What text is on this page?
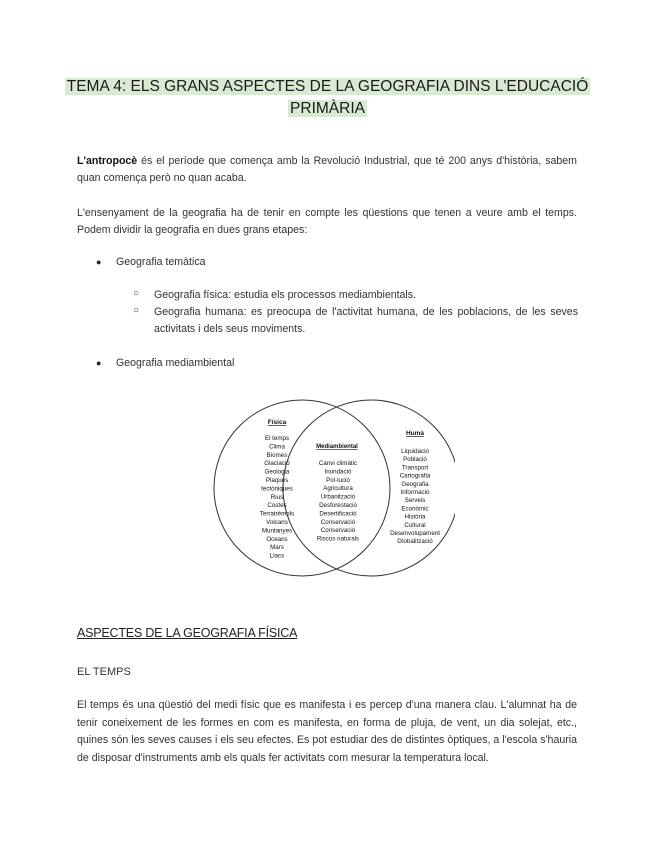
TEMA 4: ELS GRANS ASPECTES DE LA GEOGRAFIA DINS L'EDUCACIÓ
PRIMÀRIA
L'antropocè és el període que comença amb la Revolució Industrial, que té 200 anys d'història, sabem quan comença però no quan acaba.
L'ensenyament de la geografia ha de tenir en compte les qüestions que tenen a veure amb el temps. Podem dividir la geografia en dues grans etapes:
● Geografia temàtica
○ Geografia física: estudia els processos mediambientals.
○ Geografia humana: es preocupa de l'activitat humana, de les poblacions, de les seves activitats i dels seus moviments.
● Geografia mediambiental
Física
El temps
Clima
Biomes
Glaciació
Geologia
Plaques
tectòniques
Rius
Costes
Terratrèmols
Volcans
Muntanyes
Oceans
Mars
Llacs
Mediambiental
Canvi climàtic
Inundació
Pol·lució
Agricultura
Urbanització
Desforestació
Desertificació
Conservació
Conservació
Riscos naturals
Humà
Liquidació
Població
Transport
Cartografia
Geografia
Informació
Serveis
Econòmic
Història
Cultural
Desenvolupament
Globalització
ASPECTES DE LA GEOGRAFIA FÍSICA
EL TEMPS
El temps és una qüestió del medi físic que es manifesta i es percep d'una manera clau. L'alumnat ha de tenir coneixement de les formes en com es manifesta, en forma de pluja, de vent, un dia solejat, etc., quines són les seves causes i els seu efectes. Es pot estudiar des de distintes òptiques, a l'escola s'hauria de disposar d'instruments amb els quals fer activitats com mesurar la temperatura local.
******************************
- WHAT YOU NEED TO DO
Lines that hold "activitats" are the ones to copy; find all of them.

- EXERCISE ANSWER
○ Geografia humana: es preocupa de l'activitat humana, de les poblacions, de les seves activitats i dels seus moviments.
El temps és una qüestió del medi físic que es manifesta i es percep d'una manera clau. L'alumnat ha de tenir coneixement de les formes en com es manifesta, en forma de pluja, de vent, un dia solejat, etc., quines són les seves causes i els seu efectes. Es pot estudiar des de distintes òptiques, a l'escola s'hauria de disposar d'instruments amb els quals fer activitats com mesurar la temperatura local.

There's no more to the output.